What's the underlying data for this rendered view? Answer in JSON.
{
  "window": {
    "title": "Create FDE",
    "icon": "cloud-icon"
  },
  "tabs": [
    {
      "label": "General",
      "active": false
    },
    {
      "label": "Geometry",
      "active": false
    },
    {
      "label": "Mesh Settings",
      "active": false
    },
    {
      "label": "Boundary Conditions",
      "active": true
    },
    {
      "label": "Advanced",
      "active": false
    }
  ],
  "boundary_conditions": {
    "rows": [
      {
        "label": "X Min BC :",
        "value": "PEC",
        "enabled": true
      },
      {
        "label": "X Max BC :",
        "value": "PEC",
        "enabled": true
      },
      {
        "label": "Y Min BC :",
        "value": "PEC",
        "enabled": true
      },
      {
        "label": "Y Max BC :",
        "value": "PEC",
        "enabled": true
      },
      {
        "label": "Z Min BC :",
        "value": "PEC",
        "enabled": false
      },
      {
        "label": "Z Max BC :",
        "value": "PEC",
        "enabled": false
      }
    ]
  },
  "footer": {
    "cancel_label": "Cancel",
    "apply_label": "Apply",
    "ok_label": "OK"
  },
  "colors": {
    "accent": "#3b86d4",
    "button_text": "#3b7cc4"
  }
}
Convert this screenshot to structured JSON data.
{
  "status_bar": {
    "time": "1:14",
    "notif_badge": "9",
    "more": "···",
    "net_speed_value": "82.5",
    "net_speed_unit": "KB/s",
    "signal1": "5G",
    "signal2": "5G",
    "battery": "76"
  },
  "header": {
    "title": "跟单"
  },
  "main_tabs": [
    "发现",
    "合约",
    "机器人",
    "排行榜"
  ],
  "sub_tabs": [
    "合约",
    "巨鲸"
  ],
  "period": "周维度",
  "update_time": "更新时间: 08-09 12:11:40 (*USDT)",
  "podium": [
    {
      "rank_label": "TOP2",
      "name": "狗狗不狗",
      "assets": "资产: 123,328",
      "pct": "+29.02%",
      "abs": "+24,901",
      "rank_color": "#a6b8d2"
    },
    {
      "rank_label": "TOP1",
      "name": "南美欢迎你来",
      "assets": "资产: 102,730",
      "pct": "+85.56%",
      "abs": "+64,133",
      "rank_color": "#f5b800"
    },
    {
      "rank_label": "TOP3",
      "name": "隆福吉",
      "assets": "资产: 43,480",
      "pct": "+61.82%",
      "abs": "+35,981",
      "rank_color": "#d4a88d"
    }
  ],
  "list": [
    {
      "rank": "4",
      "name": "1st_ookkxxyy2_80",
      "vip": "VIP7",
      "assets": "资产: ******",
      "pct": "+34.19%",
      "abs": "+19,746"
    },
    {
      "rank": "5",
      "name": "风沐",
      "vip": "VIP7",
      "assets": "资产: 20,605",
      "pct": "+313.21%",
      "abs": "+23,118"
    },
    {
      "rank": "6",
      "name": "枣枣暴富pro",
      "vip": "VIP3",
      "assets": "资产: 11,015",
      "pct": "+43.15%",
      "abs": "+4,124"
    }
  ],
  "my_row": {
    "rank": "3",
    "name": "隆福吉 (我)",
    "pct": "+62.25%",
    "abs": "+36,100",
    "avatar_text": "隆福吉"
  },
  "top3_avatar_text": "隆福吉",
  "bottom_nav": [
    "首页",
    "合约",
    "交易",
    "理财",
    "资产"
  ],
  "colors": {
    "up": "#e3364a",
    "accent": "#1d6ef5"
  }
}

Task: Lines containing the word "data" must all be returned from the material above.

Final result:
What's the underlying data for this rendered view? Answer in JSON.
Convert this screenshot to structured JSON data.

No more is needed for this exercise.